Raw material:
%%
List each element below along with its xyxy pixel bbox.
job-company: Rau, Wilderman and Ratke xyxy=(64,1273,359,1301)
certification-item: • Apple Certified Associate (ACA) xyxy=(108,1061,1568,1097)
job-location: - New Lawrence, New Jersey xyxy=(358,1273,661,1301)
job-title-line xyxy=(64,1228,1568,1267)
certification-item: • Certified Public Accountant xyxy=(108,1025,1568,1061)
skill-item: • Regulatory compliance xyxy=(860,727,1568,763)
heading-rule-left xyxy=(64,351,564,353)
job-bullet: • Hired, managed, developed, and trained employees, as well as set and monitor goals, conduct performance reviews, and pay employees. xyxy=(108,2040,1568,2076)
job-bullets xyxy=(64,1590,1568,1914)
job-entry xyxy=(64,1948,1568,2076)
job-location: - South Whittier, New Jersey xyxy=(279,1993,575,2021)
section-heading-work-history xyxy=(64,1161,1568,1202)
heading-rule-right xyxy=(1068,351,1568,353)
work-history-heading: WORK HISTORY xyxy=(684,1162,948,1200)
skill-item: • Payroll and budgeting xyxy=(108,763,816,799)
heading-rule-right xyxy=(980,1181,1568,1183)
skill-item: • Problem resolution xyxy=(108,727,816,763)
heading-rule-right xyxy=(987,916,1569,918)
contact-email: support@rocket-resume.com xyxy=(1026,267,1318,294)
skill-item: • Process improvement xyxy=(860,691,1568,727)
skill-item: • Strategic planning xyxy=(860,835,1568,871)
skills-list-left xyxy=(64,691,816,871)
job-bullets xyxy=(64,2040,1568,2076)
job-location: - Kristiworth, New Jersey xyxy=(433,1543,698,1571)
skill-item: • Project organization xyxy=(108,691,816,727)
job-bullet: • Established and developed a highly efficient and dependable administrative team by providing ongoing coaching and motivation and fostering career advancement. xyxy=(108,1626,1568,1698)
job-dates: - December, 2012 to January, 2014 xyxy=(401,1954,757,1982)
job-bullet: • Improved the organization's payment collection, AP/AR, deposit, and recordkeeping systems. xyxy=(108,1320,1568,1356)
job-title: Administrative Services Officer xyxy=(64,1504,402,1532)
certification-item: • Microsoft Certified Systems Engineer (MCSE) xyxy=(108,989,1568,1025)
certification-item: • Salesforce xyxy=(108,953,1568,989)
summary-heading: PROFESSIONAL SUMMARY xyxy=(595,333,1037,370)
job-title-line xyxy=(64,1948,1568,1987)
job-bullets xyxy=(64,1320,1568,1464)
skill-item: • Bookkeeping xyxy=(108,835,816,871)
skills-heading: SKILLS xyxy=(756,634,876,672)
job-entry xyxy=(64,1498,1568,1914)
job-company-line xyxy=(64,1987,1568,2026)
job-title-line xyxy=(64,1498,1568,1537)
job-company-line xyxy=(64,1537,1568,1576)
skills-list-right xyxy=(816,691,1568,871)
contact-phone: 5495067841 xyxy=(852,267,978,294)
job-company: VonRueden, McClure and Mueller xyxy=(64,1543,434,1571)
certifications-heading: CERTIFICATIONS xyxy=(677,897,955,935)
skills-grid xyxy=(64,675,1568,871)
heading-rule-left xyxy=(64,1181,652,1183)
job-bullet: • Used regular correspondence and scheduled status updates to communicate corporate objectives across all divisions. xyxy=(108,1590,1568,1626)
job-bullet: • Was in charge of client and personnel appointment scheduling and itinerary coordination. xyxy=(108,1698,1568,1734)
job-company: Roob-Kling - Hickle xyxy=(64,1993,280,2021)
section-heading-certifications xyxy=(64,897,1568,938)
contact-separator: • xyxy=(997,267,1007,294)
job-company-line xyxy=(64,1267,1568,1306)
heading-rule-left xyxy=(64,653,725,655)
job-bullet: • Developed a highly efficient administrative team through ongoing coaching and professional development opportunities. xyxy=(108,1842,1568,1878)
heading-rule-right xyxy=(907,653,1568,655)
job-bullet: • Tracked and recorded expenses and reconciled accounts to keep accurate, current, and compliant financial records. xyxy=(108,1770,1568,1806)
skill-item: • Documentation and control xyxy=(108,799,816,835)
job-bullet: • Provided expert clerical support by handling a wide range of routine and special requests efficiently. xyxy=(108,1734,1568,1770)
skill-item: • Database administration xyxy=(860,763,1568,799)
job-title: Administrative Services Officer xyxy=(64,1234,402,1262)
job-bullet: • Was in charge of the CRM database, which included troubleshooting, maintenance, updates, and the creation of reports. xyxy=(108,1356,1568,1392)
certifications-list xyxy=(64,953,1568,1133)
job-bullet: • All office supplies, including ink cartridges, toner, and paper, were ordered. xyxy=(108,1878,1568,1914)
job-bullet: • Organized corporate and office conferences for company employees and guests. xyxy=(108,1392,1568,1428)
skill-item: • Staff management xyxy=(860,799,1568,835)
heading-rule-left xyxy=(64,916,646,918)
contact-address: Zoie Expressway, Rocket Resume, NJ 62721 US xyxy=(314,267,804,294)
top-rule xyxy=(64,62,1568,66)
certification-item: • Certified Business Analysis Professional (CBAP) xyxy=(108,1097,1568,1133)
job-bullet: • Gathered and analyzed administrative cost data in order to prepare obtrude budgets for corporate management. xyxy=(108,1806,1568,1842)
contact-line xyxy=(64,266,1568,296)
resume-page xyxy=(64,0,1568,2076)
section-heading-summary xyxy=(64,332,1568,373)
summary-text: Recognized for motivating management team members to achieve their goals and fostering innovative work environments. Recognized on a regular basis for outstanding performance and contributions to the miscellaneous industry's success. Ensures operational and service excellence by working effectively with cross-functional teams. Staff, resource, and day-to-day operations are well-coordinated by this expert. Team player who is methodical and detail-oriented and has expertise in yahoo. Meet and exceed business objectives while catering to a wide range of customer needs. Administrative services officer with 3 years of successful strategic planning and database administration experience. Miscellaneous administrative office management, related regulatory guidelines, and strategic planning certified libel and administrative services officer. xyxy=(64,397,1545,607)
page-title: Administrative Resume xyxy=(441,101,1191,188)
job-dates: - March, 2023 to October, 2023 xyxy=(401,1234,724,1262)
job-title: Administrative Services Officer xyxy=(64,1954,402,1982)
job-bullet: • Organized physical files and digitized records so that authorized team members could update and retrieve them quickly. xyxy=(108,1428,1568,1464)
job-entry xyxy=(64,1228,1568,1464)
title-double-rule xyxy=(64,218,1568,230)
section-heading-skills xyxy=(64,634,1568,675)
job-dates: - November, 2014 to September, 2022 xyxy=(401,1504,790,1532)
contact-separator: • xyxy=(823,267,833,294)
%%
- [WHAT IS ASKED]
Rewrite the material as a JSON list of strings, one per line and leaving out blank lines, starting at the beginning of the material and ending at the line that contains "skill-item: • Project".

- [RESPONSE TO THIS TASK]
[
  "List each element below along with its xyxy pixel bbox.",
  "job-company: Rau, Wilderman and Ratke xyxy=(64,1273,359,1301)",
  "certification-item: • Apple Certified Associate (ACA) xyxy=(108,1061,1568,1097)",
  "job-location: - New Lawrence, New Jersey xyxy=(358,1273,661,1301)",
  "job-title-line xyxy=(64,1228,1568,1267)",
  "certification-item: • Certified Public Accountant xyxy=(108,1025,1568,1061)",
  "skill-item: • Regulatory compliance xyxy=(860,727,1568,763)",
  "heading-rule-left xyxy=(64,351,564,353)",
  "job-bullet: • Hired, managed, developed, and trained employees, as well as set and monitor goals, conduct performance reviews, and pay employees. xyxy=(108,2040,1568,2076)",
  "job-bullets xyxy=(64,1590,1568,1914)",
  "job-entry xyxy=(64,1948,1568,2076)",
  "job-location: - South Whittier, New Jersey xyxy=(279,1993,575,2021)",
  "section-heading-work-history xyxy=(64,1161,1568,1202)",
  "heading-rule-right xyxy=(1068,351,1568,353)",
  "work-history-heading: WORK HISTORY xyxy=(684,1162,948,1200)",
  "skill-item: • Payroll and budgeting xyxy=(108,763,816,799)",
  "heading-rule-right xyxy=(980,1181,1568,1183)",
  "skill-item: • Problem resolution xyxy=(108,727,816,763)",
  "heading-rule-right xyxy=(987,916,1569,918)",
  "contact-email: support@rocket-resume.com xyxy=(1026,267,1318,294)",
  "skill-item: • Process improvement xyxy=(860,691,1568,727)",
  "skill-item: • Strategic planning xyxy=(860,835,1568,871)",
  "skills-list-left xyxy=(64,691,816,871)",
  "job-bullets xyxy=(64,2040,1568,2076)",
  "job-location: - Kristiworth, New Jersey xyxy=(433,1543,698,1571)",
  "skill-item: • Project organization xyxy=(108,691,816,727)"
]